=== The problem ===
Collect every line below that contains the word "point".

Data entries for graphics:
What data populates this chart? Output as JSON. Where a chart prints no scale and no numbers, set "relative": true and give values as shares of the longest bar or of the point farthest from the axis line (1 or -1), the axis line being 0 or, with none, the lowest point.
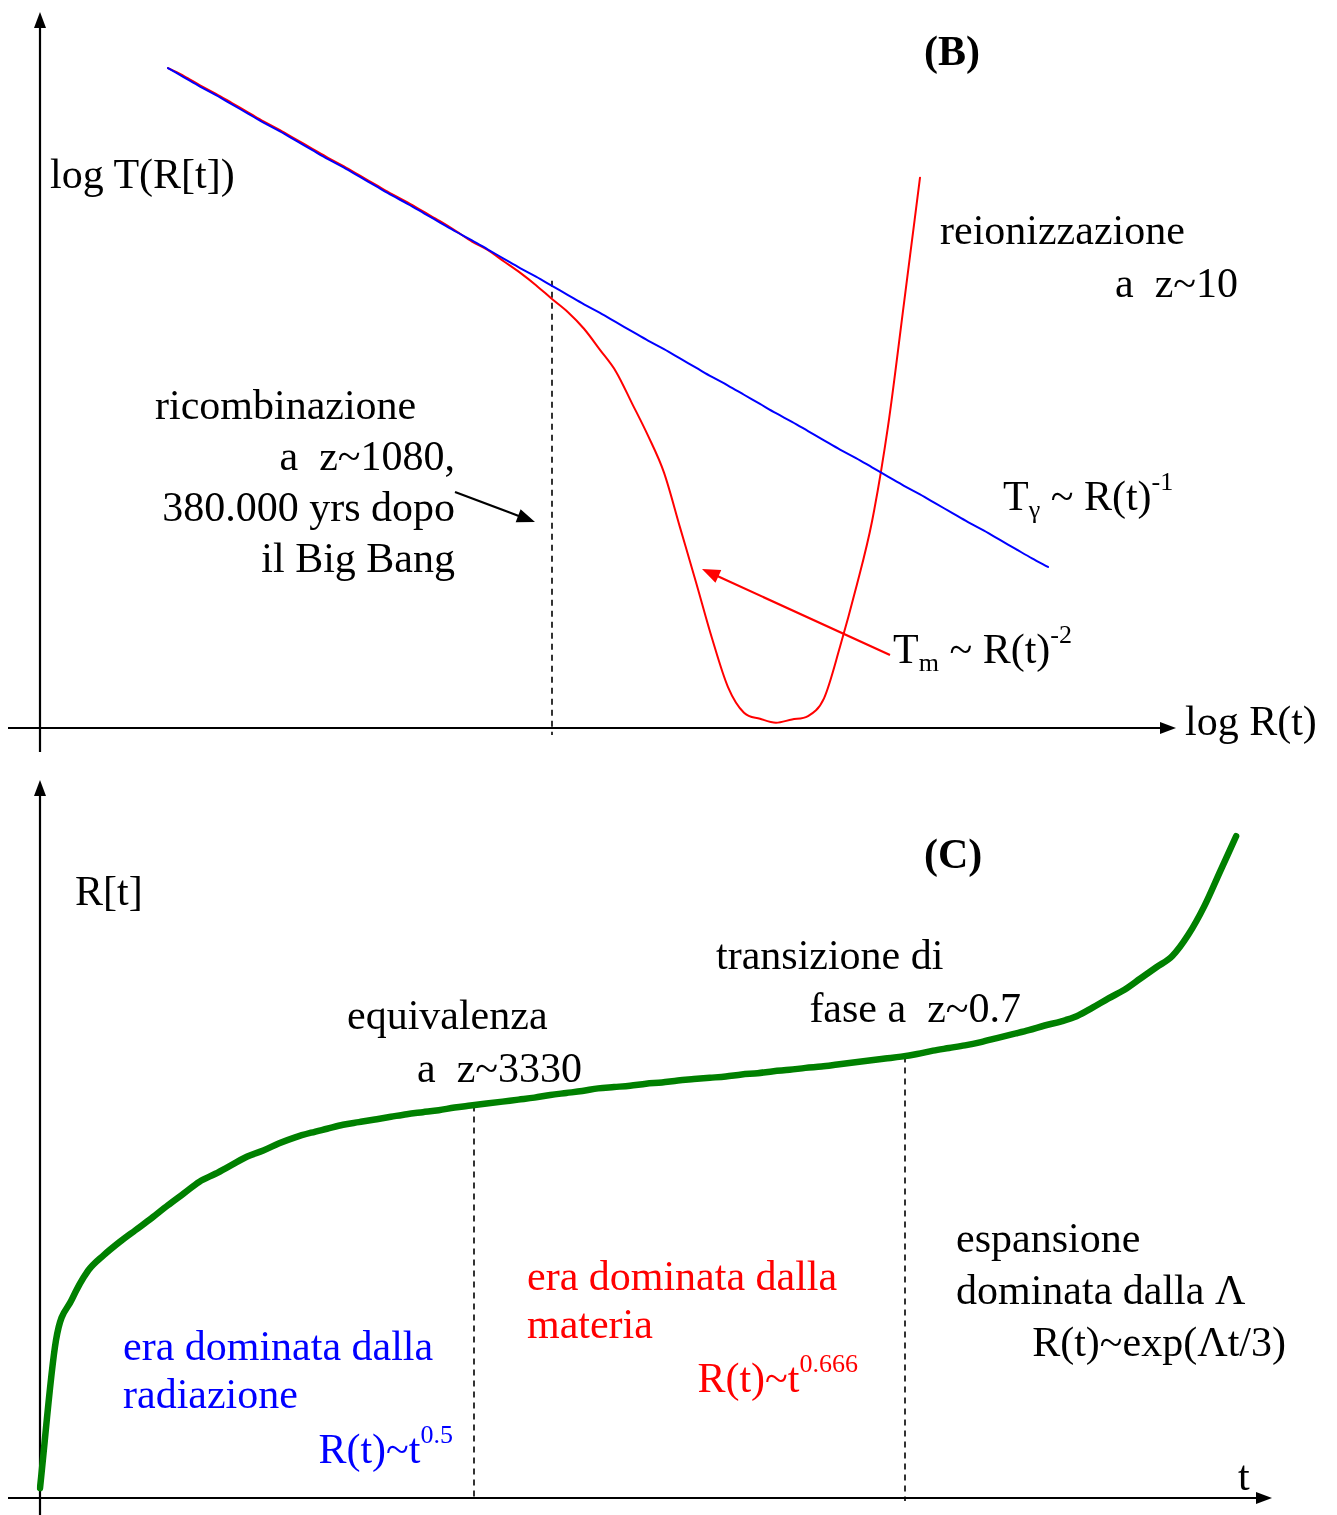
{
  "chart_data": [
    {
      "type": "line",
      "title": "(B)",
      "xlabel": "log R(t)",
      "ylabel": "log T(R[t])",
      "relative": true,
      "legend": false,
      "marker": "none",
      "categories": [
        null,
        null,
        null,
        null,
        null,
        null,
        null,
        null,
        null,
        null,
        null,
        null,
        null,
        null,
        null,
        null,
        null,
        null,
        null,
        null,
        null,
        null,
        null,
        null,
        null,
        null,
        null,
        null,
        null,
        null,
        null,
        null,
        null,
        null,
        null,
        null,
        null,
        null,
        null,
        null,
        null,
        null,
        null,
        null,
        null,
        null,
        null,
        null,
        null,
        null,
        null,
        null,
        null,
        null,
        null,
        null,
        null,
        null,
        null,
        null,
        null,
        null,
        null,
        null,
        null,
        null,
        null,
        null,
        null,
        null,
        null,
        null
      ],
      "series": [
        {
          "name": "T$_{γ}$ ~ R(t)$^{-1}$",
          "color": "#0000ff",
          "values": [
            null,
            null,
            null,
            null,
            null,
            null,
            null,
            null,
            1,
            0.986,
            0.972,
            0.959,
            0.945,
            0.931,
            0.917,
            0.904,
            0.89,
            0.876,
            0.862,
            0.849,
            0.835,
            0.821,
            0.807,
            0.794,
            0.78,
            0.766,
            0.752,
            0.739,
            0.725,
            0.711,
            0.697,
            0.684,
            0.67,
            0.656,
            0.642,
            0.629,
            0.615,
            0.601,
            0.587,
            0.574,
            0.56,
            0.546,
            0.532,
            0.519,
            0.505,
            0.491,
            0.477,
            0.464,
            0.45,
            0.436,
            0.422,
            0.409,
            0.395,
            0.381,
            0.367,
            0.354,
            0.34,
            0.326,
            0.312,
            0.299,
            0.285,
            0.271,
            0.257,
            0.244,
            null,
            null,
            null,
            null,
            null,
            null,
            null,
            null
          ]
        },
        {
          "name": "T$_{m}$ ~ R(t)$^{-2}$",
          "color": "#ff0000",
          "values": [
            null,
            null,
            null,
            null,
            null,
            null,
            null,
            null,
            1,
            0.988,
            0.974,
            0.961,
            0.947,
            0.933,
            0.919,
            0.906,
            0.892,
            0.878,
            0.864,
            0.851,
            0.837,
            0.823,
            0.809,
            0.796,
            0.782,
            0.768,
            0.753,
            0.737,
            0.724,
            0.707,
            0.69,
            0.671,
            0.65,
            0.63,
            0.605,
            0.573,
            0.54,
            0.492,
            0.443,
            0.387,
            0.304,
            0.221,
            0.136,
            0.062,
            0.023,
            0.014,
            0.008,
            0.013,
            0.018,
            0.045,
            0.123,
            0.212,
            0.313,
            0.457,
            0.644,
            0.834,
            null,
            null,
            null,
            null,
            null,
            null,
            null,
            null,
            null,
            null,
            null,
            null,
            null,
            null,
            null,
            null
          ]
        }
      ],
      "annotations": [
        "ricombinazione\na  z~1080,\n380.000 yrs dopo\nil Big Bang",
        "reionizzazione\na  z~10"
      ]
    },
    {
      "type": "line",
      "title": "(C)",
      "xlabel": "t",
      "ylabel": "R[t]",
      "relative": true,
      "legend": false,
      "marker": "none",
      "categories": [
        null,
        null,
        null,
        null,
        null,
        null,
        null,
        null,
        null,
        null,
        null,
        null,
        null,
        null,
        null,
        null,
        null,
        null,
        null,
        null,
        null,
        null,
        null,
        null,
        null,
        null,
        null,
        null,
        null,
        null,
        null,
        null,
        null,
        null,
        null,
        null,
        null,
        null,
        null,
        null,
        null,
        null,
        null,
        null,
        null,
        null,
        null,
        null,
        null,
        null,
        null,
        null,
        null,
        null,
        null,
        null,
        null,
        null,
        null,
        null,
        null,
        null,
        null,
        null,
        null,
        null,
        null,
        null,
        null,
        null,
        null,
        null,
        null,
        null,
        null,
        null,
        null,
        null
      ],
      "series": [
        {
          "color": "#008000",
          "values": [
            0.015,
            0.238,
            0.3,
            0.343,
            0.367,
            0.387,
            0.405,
            0.423,
            0.442,
            0.46,
            0.478,
            0.49,
            0.503,
            0.516,
            0.525,
            0.536,
            0.545,
            0.552,
            0.558,
            0.564,
            0.568,
            0.572,
            0.576,
            0.58,
            0.583,
            0.586,
            0.59,
            0.593,
            0.596,
            0.599,
            0.602,
            0.605,
            0.609,
            0.612,
            0.615,
            0.619,
            0.621,
            0.623,
            0.626,
            0.628,
            0.631,
            0.633,
            0.635,
            0.637,
            0.64,
            0.642,
            0.645,
            0.647,
            0.65,
            0.652,
            0.655,
            0.658,
            0.661,
            0.664,
            0.667,
            0.671,
            0.676,
            0.68,
            0.684,
            0.689,
            0.695,
            0.701,
            0.707,
            0.714,
            0.72,
            0.728,
            0.741,
            0.755,
            0.768,
            0.785,
            0.802,
            0.819,
            0.851,
            0.894,
            0.947,
            1,
            null,
            null
          ]
        }
      ],
      "annotations": [
        "equivalenza\na  z~3330",
        "transizione di\nfase a  z~0.7",
        "era dominata dalla\nradiazione",
        "R(t)~t$^{0.5}$",
        "era dominata dalla\nmateria",
        "R(t)~t$^{0.666}$",
        "espansione\ndominata dalla Λ\nR(t)~exp(Λt/3)"
      ]
    }
  ]
}
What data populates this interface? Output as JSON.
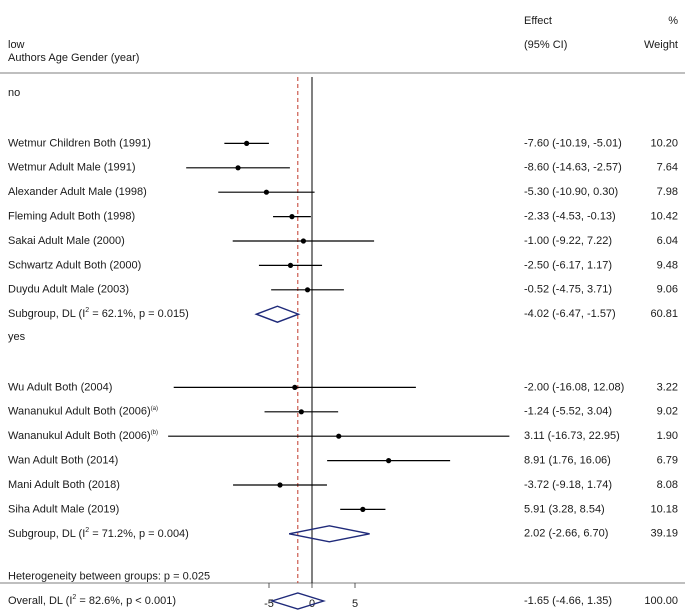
{
  "chart_data": {
    "type": "forest",
    "header": {
      "effect_label": "Effect",
      "ci_label": "(95% CI)",
      "pct_label": "%",
      "weight_label": "Weight",
      "group_var_label": "low",
      "study_label": "Authors Age Gender (year)"
    },
    "colors": {
      "point": "#000000",
      "diamond": "#1f2a7a",
      "overall_line": "#c0392b",
      "null_line": "#000000"
    },
    "axis": {
      "xlim": [
        -19,
        23
      ],
      "ticks": [
        -5,
        0,
        5
      ],
      "tick_labels": [
        "-5",
        "0",
        "5"
      ],
      "null_value": 0,
      "overall_effect": -1.65
    },
    "rows": [
      {
        "kind": "group_label",
        "text": "no"
      },
      {
        "kind": "study",
        "label": "Wetmur Children Both (1991)",
        "effect": -7.6,
        "lo": -10.19,
        "hi": -5.01,
        "ci_text": "-7.60 (-10.19, -5.01)",
        "weight": "10.20"
      },
      {
        "kind": "study",
        "label": "Wetmur Adult Male (1991)",
        "effect": -8.6,
        "lo": -14.63,
        "hi": -2.57,
        "ci_text": "-8.60 (-14.63, -2.57)",
        "weight": "7.64"
      },
      {
        "kind": "study",
        "label": "Alexander Adult Male (1998)",
        "effect": -5.3,
        "lo": -10.9,
        "hi": 0.3,
        "ci_text": "-5.30 (-10.90, 0.30)",
        "weight": "7.98"
      },
      {
        "kind": "study",
        "label": "Fleming Adult Both (1998)",
        "effect": -2.33,
        "lo": -4.53,
        "hi": -0.13,
        "ci_text": "-2.33 (-4.53, -0.13)",
        "weight": "10.42"
      },
      {
        "kind": "study",
        "label": "Sakai Adult Male (2000)",
        "effect": -1.0,
        "lo": -9.22,
        "hi": 7.22,
        "ci_text": "-1.00 (-9.22, 7.22)",
        "weight": "6.04"
      },
      {
        "kind": "study",
        "label": "Schwartz Adult Both (2000)",
        "effect": -2.5,
        "lo": -6.17,
        "hi": 1.17,
        "ci_text": "-2.50 (-6.17, 1.17)",
        "weight": "9.48"
      },
      {
        "kind": "study",
        "label": "Duydu Adult Male (2003)",
        "effect": -0.52,
        "lo": -4.75,
        "hi": 3.71,
        "ci_text": "-0.52 (-4.75, 3.71)",
        "weight": "9.06"
      },
      {
        "kind": "subgroup",
        "label_pre": "Subgroup, DL (I",
        "label_post": " = 62.1%, p = 0.015)",
        "effect": -4.02,
        "lo": -6.47,
        "hi": -1.57,
        "ci_text": "-4.02 (-6.47, -1.57)",
        "weight": "60.81"
      },
      {
        "kind": "spacer"
      },
      {
        "kind": "group_label",
        "text": "yes"
      },
      {
        "kind": "study",
        "label": "Wu Adult Both (2004)",
        "effect": -2.0,
        "lo": -16.08,
        "hi": 12.08,
        "ci_text": "-2.00 (-16.08, 12.08)",
        "weight": "3.22"
      },
      {
        "kind": "study",
        "label": "Wananukul Adult Both (2006)",
        "sup": "(a)",
        "effect": -1.24,
        "lo": -5.52,
        "hi": 3.04,
        "ci_text": "-1.24 (-5.52, 3.04)",
        "weight": "9.02"
      },
      {
        "kind": "study",
        "label": "Wananukul Adult Both (2006)",
        "sup": "(b)",
        "effect": 3.11,
        "lo": -16.73,
        "hi": 22.95,
        "ci_text": "3.11 (-16.73, 22.95)",
        "weight": "1.90"
      },
      {
        "kind": "study",
        "label": "Wan Adult Both (2014)",
        "effect": 8.91,
        "lo": 1.76,
        "hi": 16.06,
        "ci_text": "8.91 (1.76, 16.06)",
        "weight": "6.79"
      },
      {
        "kind": "study",
        "label": "Mani Adult Both (2018)",
        "effect": -3.72,
        "lo": -9.18,
        "hi": 1.74,
        "ci_text": "-3.72 (-9.18, 1.74)",
        "weight": "8.08"
      },
      {
        "kind": "study",
        "label": "Siha Adult Male (2019)",
        "effect": 5.91,
        "lo": 3.28,
        "hi": 8.54,
        "ci_text": "5.91 (3.28, 8.54)",
        "weight": "10.18"
      },
      {
        "kind": "subgroup",
        "label_pre": "Subgroup, DL (I",
        "label_post": " = 71.2%, p = 0.004)",
        "effect": 2.02,
        "lo": -2.66,
        "hi": 6.7,
        "ci_text": "2.02 (-2.66, 6.70)",
        "weight": "39.19"
      },
      {
        "kind": "spacer"
      },
      {
        "kind": "text_row",
        "text": "Heterogeneity between groups: p = 0.025"
      },
      {
        "kind": "overall",
        "label_pre": "Overall, DL (I",
        "label_post": " = 82.6%, p < 0.001)",
        "effect": -1.65,
        "lo": -4.66,
        "hi": 1.35,
        "ci_text": "-1.65 (-4.66, 1.35)",
        "weight": "100.00"
      }
    ]
  }
}
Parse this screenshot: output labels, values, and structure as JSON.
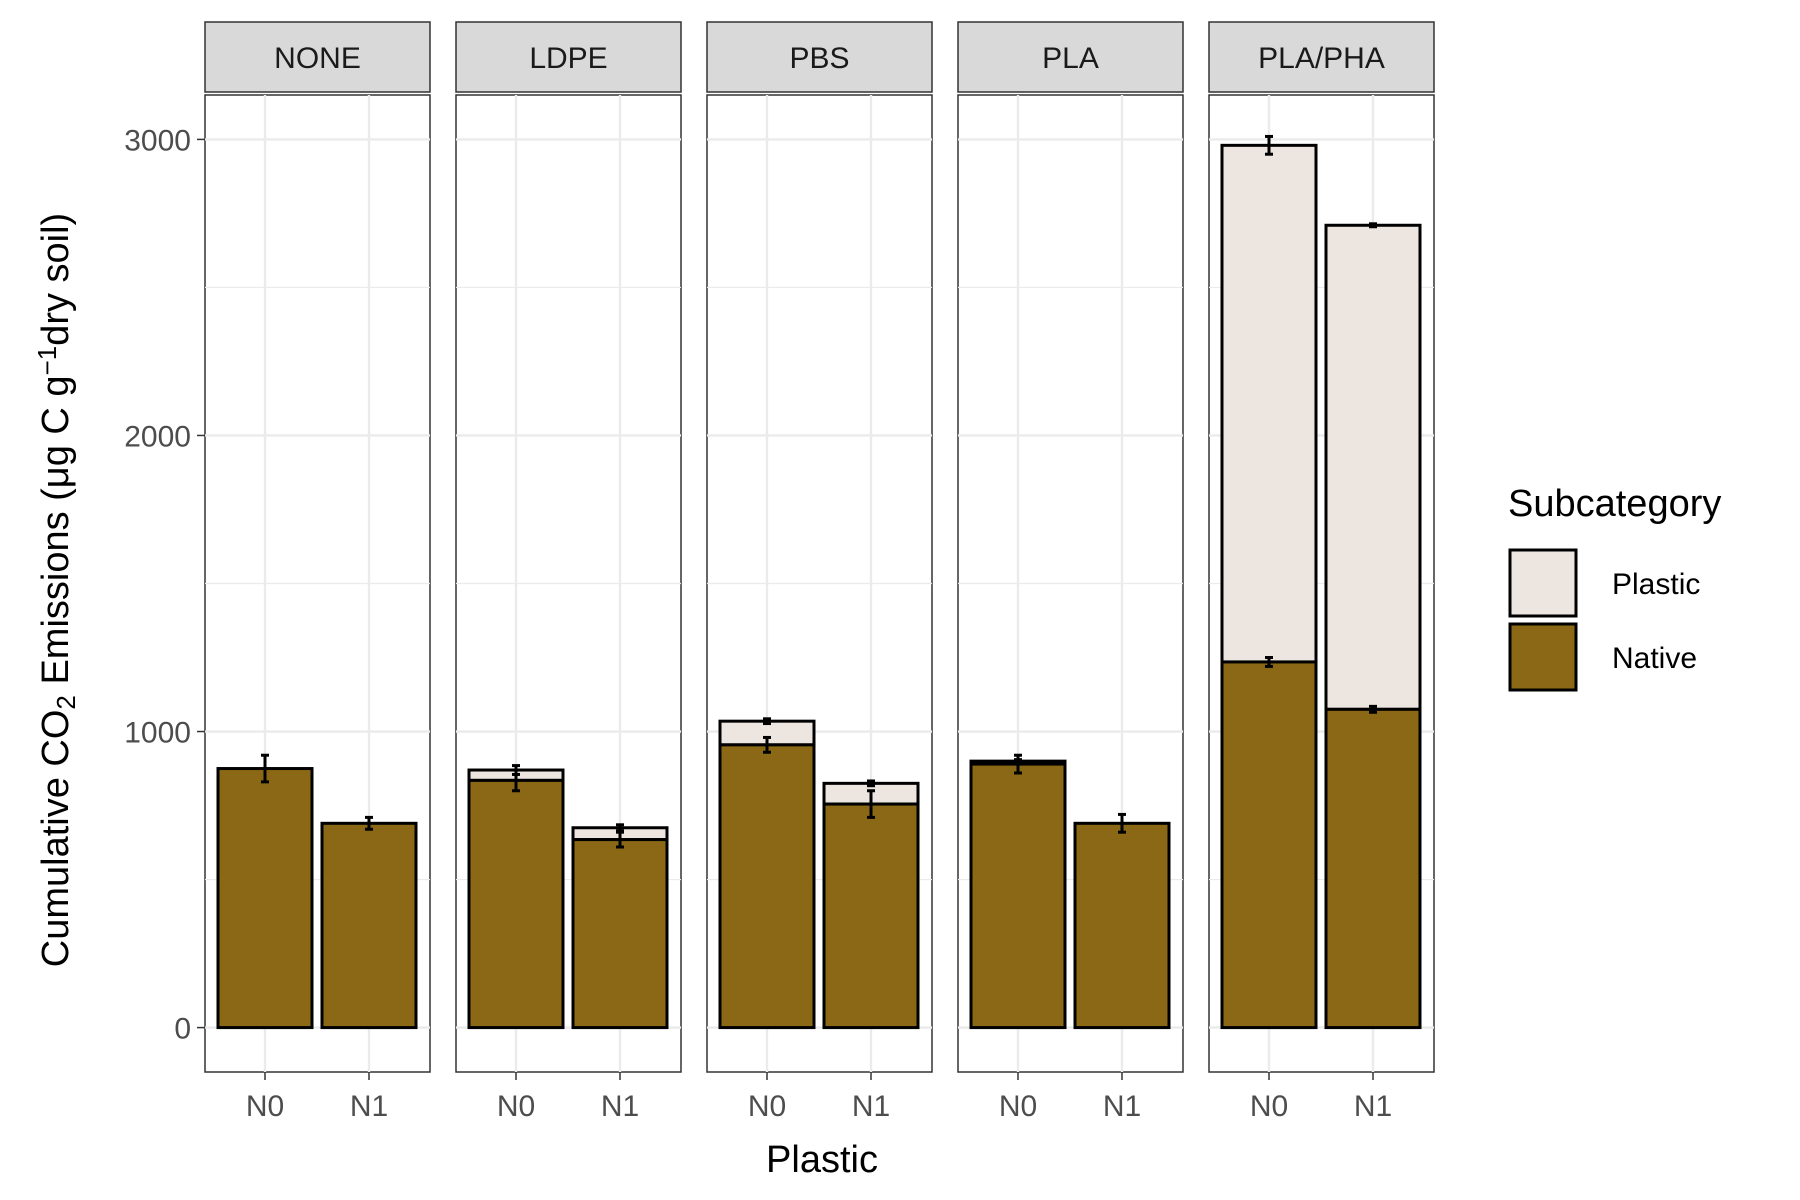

=== Problem solution ===
What data populates this chart? Output as JSON. Where a chart prints no scale and no numbers, set "relative": true and give values as shares of the longest bar or of the point farthest from the axis line (1 or -1), the axis line being 0 or, with none, the lowest point.
      "point": "#000000",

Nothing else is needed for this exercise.